• Brief:
Examine each line of the data. Copy those that contain the string "Make".

• Dataset excerpts:
========================================================================
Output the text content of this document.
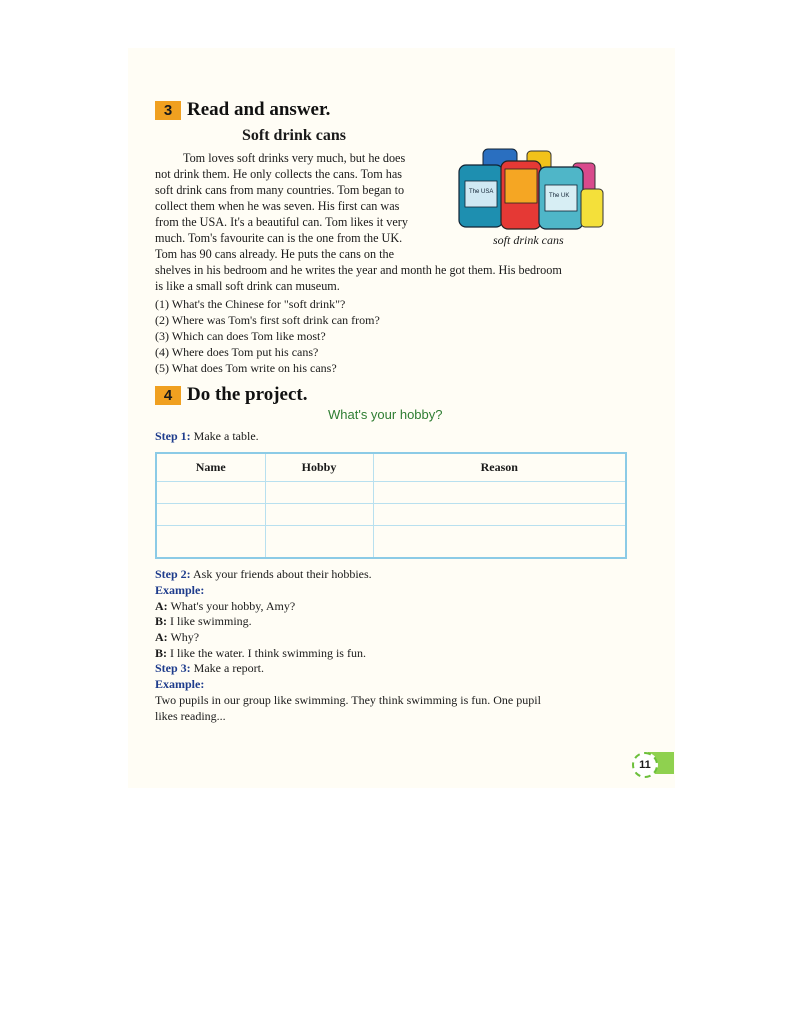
3 Read and answer.
Soft drink cans

Tom loves soft drinks very much, but he does

not drink them. He only collects the cans. Tom has

soft drink cans from many countries. Tom began to

collect them when he was seven. His first can was

from the USA. It's a beautiful can. Tom likes it very

much. Tom's favourite can is the one from the UK.

Tom has 90 cans already. He puts the cans on the

The USA
The UK
soft drink cans

shelves in his bedroom and he writes the year and month he got them. His bedroom

is like a small soft drink can museum.

(1) What's the Chinese for "soft drink"?
(2) Where was Tom's first soft drink can from?
(3) Which can does Tom like most?
(4) Where does Tom put his cans?
(5) What does Tom write on his cans?
4 Do the project.
What's your hobby?
Step 1: Make a table.
Name	Hobby	Reason

Step 2: Ask your friends about their hobbies.
Example:
A: What's your hobby, Amy?
B: I like swimming.
A: Why?
B: I like the water. I think swimming is fun.
Step 3: Make a report.
Example:
Two pupils in our group like swimming. They think swimming is fun. One pupil
likes reading...
11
========================================================================
• Result:
Step 1: Make a table.
Step 3: Make a report.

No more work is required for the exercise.